## Task details
Pictures don't belong in the copy; print all the records exactly.

## The records

───

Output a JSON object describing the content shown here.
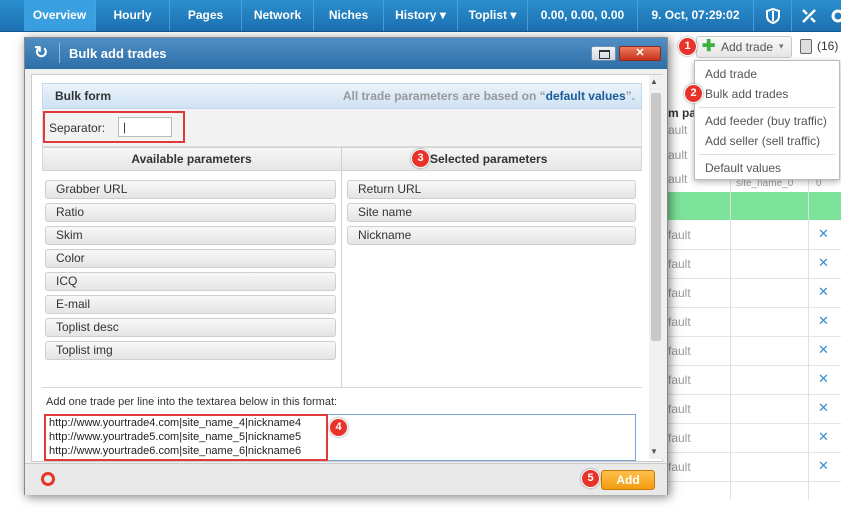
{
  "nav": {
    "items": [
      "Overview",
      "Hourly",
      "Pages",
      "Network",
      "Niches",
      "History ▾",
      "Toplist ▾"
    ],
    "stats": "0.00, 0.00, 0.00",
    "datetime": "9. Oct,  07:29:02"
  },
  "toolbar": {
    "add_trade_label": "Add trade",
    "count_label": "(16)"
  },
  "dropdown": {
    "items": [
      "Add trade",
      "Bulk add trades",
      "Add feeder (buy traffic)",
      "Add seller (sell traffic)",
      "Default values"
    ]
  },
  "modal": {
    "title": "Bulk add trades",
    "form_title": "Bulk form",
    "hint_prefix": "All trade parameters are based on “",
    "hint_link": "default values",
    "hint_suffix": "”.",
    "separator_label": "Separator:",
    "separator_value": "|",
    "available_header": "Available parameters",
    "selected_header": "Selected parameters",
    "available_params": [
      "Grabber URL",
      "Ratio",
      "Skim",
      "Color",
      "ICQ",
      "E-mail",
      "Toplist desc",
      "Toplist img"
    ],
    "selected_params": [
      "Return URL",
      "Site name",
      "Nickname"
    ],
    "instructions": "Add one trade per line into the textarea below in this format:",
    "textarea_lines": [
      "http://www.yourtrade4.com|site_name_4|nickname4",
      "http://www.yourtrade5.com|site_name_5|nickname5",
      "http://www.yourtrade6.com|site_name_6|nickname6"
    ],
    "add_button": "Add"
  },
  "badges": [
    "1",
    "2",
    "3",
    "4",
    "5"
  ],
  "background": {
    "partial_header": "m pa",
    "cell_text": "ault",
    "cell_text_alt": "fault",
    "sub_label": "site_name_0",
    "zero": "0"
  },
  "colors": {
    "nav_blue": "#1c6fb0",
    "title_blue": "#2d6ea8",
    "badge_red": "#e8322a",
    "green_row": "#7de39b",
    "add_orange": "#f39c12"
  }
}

───

## Task output
Output a JSON object describing the content shown here.
{
  "nav": {
    "items": [
      "Overview",
      "Hourly",
      "Pages",
      "Network",
      "Niches",
      "History ▾",
      "Toplist ▾"
    ],
    "stats": "0.00, 0.00, 0.00",
    "datetime": "9. Oct,  07:29:02"
  },
  "toolbar": {
    "add_trade_label": "Add trade",
    "count_label": "(16)"
  },
  "dropdown": {
    "items": [
      "Add trade",
      "Bulk add trades",
      "Add feeder (buy traffic)",
      "Add seller (sell traffic)",
      "Default values"
    ]
  },
  "modal": {
    "title": "Bulk add trades",
    "form_title": "Bulk form",
    "hint_prefix": "All trade parameters are based on “",
    "hint_link": "default values",
    "hint_suffix": "”.",
    "separator_label": "Separator:",
    "separator_value": "|",
    "available_header": "Available parameters",
    "selected_header": "Selected parameters",
    "available_params": [
      "Grabber URL",
      "Ratio",
      "Skim",
      "Color",
      "ICQ",
      "E-mail",
      "Toplist desc",
      "Toplist img"
    ],
    "selected_params": [
      "Return URL",
      "Site name",
      "Nickname"
    ],
    "instructions": "Add one trade per line into the textarea below in this format:",
    "textarea_lines": [
      "http://www.yourtrade4.com|site_name_4|nickname4",
      "http://www.yourtrade5.com|site_name_5|nickname5",
      "http://www.yourtrade6.com|site_name_6|nickname6"
    ],
    "add_button": "Add"
  },
  "badges": [
    "1",
    "2",
    "3",
    "4",
    "5"
  ],
  "background": {
    "partial_header": "m pa",
    "cell_text": "ault",
    "cell_text_alt": "fault",
    "sub_label": "site_name_0",
    "zero": "0"
  },
  "colors": {
    "nav_blue": "#1c6fb0",
    "title_blue": "#2d6ea8",
    "badge_red": "#e8322a",
    "green_row": "#7de39b",
    "add_orange": "#f39c12"
  }
}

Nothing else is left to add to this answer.